DO THIS
Review the material line by line. Identify and copy every line that contains the string "加强与采购".

○ ○ ○ ○

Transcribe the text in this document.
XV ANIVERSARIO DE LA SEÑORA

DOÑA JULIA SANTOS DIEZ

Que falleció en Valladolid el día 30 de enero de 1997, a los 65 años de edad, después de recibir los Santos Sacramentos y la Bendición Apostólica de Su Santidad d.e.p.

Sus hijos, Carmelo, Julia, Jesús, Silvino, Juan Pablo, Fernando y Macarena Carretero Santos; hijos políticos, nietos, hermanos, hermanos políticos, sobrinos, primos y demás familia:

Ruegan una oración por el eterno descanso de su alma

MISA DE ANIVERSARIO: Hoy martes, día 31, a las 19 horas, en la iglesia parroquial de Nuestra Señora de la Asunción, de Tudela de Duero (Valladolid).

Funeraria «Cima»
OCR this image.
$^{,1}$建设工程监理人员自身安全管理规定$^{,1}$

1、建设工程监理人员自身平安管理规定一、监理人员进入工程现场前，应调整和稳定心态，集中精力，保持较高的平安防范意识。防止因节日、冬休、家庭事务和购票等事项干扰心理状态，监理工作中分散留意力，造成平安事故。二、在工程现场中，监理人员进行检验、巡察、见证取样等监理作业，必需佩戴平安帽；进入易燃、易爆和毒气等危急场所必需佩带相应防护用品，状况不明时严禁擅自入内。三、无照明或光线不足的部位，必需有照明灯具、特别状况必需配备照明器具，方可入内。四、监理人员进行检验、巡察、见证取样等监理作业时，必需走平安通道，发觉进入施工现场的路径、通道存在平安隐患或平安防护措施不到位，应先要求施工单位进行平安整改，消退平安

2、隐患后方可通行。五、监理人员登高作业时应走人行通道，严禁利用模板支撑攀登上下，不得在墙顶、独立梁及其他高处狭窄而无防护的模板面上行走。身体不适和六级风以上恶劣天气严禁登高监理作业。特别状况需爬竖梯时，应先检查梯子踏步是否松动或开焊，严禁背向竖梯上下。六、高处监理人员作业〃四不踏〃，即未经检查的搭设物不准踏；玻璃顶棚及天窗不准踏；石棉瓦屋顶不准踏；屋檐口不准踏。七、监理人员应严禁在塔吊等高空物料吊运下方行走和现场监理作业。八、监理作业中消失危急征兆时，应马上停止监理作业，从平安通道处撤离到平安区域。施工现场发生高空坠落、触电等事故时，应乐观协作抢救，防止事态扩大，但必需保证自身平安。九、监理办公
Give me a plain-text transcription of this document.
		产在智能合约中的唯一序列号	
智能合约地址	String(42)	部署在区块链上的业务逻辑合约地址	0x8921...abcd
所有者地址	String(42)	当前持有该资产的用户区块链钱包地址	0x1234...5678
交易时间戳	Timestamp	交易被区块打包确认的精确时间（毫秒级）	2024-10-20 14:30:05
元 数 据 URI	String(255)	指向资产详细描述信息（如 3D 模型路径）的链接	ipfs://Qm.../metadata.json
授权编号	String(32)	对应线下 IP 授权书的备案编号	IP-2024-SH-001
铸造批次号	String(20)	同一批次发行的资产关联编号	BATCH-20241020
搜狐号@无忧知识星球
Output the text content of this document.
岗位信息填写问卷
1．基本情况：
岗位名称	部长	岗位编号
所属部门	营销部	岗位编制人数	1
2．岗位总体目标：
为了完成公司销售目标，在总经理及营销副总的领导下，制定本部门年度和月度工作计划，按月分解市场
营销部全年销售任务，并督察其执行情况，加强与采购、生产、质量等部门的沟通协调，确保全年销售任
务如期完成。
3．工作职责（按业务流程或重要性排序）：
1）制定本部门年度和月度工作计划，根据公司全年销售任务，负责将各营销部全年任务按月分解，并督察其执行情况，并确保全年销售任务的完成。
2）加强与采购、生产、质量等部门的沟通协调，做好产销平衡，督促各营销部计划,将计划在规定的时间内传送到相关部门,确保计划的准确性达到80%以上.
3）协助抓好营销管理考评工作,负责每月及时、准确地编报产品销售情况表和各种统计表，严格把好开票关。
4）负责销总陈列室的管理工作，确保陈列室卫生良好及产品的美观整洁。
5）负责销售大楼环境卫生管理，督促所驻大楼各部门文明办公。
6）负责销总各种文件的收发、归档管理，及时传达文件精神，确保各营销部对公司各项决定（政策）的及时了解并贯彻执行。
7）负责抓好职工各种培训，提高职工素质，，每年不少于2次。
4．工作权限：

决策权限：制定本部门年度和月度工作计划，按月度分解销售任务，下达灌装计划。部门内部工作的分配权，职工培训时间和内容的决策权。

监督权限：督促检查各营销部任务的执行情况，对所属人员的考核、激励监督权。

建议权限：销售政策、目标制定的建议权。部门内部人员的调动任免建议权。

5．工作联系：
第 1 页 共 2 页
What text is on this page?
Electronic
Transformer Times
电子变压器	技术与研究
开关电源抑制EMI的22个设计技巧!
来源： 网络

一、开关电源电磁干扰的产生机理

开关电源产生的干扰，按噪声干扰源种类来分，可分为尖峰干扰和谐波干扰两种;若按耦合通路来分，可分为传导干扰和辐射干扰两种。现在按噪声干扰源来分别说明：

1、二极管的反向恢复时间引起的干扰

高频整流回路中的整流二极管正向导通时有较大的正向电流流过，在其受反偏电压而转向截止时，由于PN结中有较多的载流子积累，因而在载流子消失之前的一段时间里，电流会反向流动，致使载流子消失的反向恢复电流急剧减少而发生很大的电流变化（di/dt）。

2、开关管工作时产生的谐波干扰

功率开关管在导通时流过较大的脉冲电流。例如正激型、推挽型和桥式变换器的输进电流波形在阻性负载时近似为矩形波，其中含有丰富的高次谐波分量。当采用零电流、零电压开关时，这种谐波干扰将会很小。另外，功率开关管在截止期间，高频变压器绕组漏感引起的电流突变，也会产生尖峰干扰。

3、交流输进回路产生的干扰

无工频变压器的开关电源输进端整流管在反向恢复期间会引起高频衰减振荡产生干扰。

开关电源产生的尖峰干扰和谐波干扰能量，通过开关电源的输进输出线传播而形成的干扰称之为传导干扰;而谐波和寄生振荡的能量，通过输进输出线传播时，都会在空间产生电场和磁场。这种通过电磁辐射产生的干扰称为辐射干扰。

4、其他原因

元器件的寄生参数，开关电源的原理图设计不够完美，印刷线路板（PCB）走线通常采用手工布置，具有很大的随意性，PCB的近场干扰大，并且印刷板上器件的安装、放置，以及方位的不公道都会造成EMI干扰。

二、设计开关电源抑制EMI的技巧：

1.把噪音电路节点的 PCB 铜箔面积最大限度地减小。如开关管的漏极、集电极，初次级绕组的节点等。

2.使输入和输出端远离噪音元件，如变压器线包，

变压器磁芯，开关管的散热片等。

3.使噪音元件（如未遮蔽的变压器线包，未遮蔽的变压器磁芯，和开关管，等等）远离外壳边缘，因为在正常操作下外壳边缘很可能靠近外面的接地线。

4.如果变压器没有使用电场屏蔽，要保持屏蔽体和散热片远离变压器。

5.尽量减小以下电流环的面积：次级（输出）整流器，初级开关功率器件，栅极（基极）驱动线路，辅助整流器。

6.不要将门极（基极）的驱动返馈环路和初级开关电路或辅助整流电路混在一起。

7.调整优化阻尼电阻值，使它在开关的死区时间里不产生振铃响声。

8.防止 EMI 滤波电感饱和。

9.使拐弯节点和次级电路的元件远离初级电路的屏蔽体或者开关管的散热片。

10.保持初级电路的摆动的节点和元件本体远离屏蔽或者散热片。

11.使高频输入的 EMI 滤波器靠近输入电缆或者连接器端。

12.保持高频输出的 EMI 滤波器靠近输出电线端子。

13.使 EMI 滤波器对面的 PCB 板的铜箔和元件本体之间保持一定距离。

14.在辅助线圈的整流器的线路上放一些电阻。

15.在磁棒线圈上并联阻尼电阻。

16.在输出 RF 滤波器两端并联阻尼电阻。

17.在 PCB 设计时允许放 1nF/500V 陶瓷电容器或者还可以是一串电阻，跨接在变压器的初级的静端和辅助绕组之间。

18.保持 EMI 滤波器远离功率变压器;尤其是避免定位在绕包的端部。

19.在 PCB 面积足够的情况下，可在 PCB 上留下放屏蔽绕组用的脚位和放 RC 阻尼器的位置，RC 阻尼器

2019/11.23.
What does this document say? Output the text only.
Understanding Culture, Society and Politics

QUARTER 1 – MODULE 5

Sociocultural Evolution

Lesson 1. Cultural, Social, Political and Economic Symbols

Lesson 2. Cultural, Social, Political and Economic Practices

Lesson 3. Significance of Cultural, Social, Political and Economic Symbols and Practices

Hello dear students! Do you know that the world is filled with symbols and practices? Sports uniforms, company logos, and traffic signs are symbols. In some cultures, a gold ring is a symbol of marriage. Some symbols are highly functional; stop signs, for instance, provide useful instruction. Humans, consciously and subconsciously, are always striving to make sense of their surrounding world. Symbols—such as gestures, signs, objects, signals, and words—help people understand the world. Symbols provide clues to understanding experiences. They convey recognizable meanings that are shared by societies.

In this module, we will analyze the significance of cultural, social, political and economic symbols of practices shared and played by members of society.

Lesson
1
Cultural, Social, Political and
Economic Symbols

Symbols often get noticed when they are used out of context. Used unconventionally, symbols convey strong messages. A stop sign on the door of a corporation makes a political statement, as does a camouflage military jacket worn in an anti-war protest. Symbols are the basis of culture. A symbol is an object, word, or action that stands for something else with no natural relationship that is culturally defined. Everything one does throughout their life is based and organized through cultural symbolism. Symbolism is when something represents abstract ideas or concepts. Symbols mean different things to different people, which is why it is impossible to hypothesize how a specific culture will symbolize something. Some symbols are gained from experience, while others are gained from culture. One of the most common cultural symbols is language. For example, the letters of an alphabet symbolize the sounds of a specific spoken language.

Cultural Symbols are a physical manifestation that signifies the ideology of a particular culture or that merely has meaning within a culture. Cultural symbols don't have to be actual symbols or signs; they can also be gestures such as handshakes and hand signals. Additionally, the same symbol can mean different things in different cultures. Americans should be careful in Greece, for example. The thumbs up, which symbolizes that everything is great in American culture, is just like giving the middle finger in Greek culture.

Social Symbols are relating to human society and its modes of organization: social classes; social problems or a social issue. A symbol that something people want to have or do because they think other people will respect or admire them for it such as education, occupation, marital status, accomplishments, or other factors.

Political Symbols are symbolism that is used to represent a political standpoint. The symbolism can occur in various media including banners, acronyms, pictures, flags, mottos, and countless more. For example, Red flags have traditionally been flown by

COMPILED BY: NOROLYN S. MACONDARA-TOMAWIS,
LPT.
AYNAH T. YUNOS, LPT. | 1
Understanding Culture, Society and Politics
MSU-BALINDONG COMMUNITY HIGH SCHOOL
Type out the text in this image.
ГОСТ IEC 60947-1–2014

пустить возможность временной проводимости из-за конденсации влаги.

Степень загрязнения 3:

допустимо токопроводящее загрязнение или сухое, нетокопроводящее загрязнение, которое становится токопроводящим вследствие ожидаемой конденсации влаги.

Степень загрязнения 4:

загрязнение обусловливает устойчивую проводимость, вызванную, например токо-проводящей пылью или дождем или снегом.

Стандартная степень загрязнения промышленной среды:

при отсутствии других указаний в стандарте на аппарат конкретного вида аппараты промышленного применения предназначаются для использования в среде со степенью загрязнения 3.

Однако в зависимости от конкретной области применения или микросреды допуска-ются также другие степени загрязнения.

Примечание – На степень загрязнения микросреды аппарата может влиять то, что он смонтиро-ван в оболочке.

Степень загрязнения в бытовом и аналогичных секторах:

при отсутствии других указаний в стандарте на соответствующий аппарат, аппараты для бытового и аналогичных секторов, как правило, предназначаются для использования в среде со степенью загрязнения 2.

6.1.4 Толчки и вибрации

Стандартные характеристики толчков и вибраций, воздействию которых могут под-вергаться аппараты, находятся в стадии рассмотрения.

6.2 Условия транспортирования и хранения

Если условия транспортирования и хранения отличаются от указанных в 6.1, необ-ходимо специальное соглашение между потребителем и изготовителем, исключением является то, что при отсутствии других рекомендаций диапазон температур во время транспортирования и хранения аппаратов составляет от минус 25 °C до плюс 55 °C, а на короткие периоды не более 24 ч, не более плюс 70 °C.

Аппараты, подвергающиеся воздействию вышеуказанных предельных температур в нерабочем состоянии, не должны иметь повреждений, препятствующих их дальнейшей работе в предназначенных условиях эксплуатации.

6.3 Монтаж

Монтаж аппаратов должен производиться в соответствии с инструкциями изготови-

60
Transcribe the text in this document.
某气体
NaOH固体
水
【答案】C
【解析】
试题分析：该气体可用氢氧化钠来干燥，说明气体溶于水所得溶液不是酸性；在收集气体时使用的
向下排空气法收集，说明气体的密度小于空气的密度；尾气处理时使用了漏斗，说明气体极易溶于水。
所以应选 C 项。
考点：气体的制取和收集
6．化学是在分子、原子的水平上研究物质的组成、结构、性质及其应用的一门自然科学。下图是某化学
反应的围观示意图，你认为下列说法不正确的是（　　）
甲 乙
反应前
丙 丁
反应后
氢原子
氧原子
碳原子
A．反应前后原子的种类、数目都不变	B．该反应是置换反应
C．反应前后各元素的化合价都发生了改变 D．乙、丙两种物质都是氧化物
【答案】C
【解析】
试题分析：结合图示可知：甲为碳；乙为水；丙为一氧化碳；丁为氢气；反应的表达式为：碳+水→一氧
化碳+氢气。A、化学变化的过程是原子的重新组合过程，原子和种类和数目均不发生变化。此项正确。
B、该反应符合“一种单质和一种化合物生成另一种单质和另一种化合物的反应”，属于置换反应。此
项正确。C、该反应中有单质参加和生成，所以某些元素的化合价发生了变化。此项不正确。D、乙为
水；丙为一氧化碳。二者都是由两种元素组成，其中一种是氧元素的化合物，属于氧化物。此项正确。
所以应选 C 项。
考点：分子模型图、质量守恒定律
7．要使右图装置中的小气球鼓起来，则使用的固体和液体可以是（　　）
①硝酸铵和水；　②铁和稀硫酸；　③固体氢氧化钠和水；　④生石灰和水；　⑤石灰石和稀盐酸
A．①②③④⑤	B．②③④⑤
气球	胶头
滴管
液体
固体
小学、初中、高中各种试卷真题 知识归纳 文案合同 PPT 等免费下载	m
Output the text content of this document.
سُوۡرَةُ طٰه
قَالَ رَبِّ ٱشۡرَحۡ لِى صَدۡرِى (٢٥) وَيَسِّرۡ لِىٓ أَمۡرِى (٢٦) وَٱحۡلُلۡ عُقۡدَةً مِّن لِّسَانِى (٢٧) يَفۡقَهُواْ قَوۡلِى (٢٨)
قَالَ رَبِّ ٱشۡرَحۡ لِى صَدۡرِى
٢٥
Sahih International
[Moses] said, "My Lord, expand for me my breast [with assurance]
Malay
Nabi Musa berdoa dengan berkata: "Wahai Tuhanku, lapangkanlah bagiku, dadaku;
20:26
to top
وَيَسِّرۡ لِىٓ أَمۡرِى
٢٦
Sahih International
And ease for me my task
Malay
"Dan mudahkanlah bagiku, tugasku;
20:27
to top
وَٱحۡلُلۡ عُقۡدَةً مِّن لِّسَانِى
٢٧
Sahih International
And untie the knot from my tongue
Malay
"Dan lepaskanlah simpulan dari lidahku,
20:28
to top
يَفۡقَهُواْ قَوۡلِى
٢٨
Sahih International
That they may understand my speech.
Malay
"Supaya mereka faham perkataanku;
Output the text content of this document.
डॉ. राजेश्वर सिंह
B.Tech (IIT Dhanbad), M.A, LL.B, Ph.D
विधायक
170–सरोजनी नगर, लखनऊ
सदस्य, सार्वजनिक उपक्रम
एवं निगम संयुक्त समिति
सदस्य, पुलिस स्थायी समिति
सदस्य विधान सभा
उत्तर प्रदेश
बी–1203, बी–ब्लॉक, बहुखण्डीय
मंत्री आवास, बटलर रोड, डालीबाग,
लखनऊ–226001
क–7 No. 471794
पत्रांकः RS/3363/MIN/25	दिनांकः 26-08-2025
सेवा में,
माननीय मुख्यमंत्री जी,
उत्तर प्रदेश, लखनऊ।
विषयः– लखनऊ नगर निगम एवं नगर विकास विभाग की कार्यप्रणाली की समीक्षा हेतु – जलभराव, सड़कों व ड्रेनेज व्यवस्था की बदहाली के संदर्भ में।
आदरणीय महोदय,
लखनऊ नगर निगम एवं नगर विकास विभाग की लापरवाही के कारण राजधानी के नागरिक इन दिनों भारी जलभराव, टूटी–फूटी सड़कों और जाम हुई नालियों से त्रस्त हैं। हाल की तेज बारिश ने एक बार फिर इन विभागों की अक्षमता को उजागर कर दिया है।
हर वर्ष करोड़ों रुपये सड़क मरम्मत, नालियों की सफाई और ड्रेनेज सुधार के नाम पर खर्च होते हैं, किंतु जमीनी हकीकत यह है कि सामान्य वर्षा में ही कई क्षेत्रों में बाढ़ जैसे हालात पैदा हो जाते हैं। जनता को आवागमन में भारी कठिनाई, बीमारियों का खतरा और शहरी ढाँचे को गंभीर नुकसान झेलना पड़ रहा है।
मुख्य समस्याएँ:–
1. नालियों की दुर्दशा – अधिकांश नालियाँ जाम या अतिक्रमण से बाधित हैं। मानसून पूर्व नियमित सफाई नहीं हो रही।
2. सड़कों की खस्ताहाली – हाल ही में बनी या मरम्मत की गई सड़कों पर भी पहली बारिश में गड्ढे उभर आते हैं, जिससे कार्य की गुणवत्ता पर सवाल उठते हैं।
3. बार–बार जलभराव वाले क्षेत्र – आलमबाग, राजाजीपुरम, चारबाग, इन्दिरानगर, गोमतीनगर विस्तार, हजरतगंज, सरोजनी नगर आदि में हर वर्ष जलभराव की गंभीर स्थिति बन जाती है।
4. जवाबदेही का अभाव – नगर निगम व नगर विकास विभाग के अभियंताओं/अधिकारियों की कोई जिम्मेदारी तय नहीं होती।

○ ○ ○ ○

COMPLETED EXERCISE
营销部全年销售任务，并督察其执行情况，加强与采购、生产、质量等部门的沟通协调，确保全年销售任
2）加强与采购、生产、质量等部门的沟通协调，做好产销平衡，督促各营销部计划,将计划在规定的时间内传送到相关部门,确保计划的准确性达到80%以上.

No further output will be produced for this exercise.